**Text block:**
■ ■ ■

Different types of ACO are available through Medicare programs and they include:
- Medicare Shared Savings Program (MSSP) – this program’s goal is to achieve better individual health, greater population health, and lower utilization expenditure.
- Medicare-Medicaid ACO Model – enables MSSP ACOs to be responsible for the quality of care and reduction of costs for Medicare-Medicaid enrollees
- Next Generation ACO Model – permits providers to take more financial risk than other ACO programs
- ACO Investment Model – evaluates prepayment methods that support MSSP ACOs
- Vermont All-payer ACO Model – incentivizes savings and quality among Vermont payers
What are the advantages and disadvantages of joining an ACO?
- Encourages higher quality of care at lower costs. Although the risk is shifted to providers, they can earn from the incentives provided in value-based care.
- Avoidance of unnecessary utilization and prevention of medical errors as the ACO team efficiently collaborates.
- Provides an alternative payment option besides the traditional fee-for-service system.
- Promotes providers to partner with other care contributors across the care continuum. Some providers are acquiring or merging to have an advantage over a wide range of services, achieve an economic surplus, and access the technology, data, and clinical capabilities of their peers.

■ ■ ■

**Entries supplied:**
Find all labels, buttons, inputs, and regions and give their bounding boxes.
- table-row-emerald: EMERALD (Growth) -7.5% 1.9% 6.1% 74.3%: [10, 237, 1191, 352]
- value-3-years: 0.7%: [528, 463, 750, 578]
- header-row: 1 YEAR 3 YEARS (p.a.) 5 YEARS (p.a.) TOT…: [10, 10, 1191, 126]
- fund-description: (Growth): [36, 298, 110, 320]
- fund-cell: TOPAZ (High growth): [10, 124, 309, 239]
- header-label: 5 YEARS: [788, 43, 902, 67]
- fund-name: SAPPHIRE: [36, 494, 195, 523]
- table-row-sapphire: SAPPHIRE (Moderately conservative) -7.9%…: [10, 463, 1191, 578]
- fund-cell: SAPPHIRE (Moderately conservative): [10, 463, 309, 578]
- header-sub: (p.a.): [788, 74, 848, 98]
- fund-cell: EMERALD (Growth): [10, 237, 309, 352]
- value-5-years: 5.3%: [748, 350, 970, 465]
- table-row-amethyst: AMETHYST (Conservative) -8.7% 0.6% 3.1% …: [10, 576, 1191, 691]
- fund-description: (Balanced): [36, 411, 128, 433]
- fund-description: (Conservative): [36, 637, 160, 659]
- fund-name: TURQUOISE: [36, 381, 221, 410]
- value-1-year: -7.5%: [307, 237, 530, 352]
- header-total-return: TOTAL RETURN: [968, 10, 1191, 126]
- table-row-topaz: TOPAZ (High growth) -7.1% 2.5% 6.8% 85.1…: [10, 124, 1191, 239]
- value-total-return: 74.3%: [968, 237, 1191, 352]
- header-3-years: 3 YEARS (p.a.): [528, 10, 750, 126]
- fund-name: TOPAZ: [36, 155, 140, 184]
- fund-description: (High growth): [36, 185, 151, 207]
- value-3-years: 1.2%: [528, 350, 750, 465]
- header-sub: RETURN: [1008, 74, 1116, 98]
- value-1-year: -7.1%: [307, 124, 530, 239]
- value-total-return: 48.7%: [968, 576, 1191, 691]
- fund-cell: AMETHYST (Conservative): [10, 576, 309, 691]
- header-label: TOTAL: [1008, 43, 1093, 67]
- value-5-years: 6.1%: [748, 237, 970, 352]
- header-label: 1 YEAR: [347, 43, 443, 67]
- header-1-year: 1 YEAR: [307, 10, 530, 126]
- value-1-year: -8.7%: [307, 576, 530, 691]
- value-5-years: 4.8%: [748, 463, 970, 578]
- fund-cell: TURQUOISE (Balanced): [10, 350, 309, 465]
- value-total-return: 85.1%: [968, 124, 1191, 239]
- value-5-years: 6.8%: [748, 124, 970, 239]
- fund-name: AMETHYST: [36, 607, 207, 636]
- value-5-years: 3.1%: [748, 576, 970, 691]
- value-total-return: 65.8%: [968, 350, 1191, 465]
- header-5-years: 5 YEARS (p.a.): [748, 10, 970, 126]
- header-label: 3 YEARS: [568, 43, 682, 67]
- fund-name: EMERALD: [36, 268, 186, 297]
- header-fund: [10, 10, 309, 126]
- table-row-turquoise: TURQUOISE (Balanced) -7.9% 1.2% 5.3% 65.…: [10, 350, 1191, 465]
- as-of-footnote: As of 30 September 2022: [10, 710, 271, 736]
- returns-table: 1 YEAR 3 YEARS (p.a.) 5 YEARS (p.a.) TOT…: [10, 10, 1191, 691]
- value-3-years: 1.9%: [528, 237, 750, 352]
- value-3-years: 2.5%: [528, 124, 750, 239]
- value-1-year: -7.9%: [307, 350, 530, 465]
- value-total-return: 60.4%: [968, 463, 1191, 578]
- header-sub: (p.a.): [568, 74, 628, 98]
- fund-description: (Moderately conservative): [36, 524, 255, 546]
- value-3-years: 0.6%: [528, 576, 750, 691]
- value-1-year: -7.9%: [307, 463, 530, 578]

■ ■ ■

**Problems to solve:**
1. In the ACO text, which Medicare model lets providers take more financial risk than other ACO programs?
2. Quote the ACO text between "- Provides an" and "of their peers.", inclusive.
3. Continue the ACO text from where it stops.

**Answers for each item:**
1. The Next Generation ACO Model.

2.
- Provides an alternative payment option besides the traditional fee-for-service system.
- Promotes providers to partner with other care contributors across the care continuum. Some providers are acquiring or merging to have an advantage over a wide range of services, achieve an economic surplus, and access the technology, data, and clinical capabilities of their peers.

3.
- Puts a premium on prevention and wellness through incentive payments and financial risk arrangements.
- Supports government programs that help improve population health, shorten length of hospital stay, and keep patients out of the hospital or diagnostic room when relevant.
- Offers a great opportunity for provider incentive payments.
- In certain models, providers may be liable to pay back losses if their costs exceed these spending/utilization benchmarks.
- According to critics, ACO value-based care programs are reducing competition in the healthcare industry.
How to thrive in an ACO environment?
In the initial transition period, providers need to have an open mind to change, because resistance may mean losses. So the first step is to build or be part of a robust network that can provide quality care, reduce utilization costs, and wide channel of services. When this is set in place, patients are kept within the network avoiding consultation with non-affiliated providers at a minimum. Another component that needs to be thought through is post-acute care, which when done efficiently, can prevent hospital readmissions, and ultimately bring down the cost.
Maximizing the role of the coordinators aka navigators can help patients after discharge to get the best care and providers to succeed in the goals of the risk-based contract.
“One of the keys for us in providing post-acute follow-up is identifying patients that our care transition coordinators will follow from the time they’re an inpatient at a Mercy Health facility through any additional care they will need beyond,” Ron Drees, director of post-acute care services, Mercy Health
Keeping track of patients as they are discharged from the hospital and as they move from one facility to the next for follow-up consultation and diagnostics will keep data and health information updated. In cases like this, the use of technology is critical to keep track of all the moving parts. The best example is the HCC Assistant which keeps everyone on the team in the loop and all documentation and coding very accurate.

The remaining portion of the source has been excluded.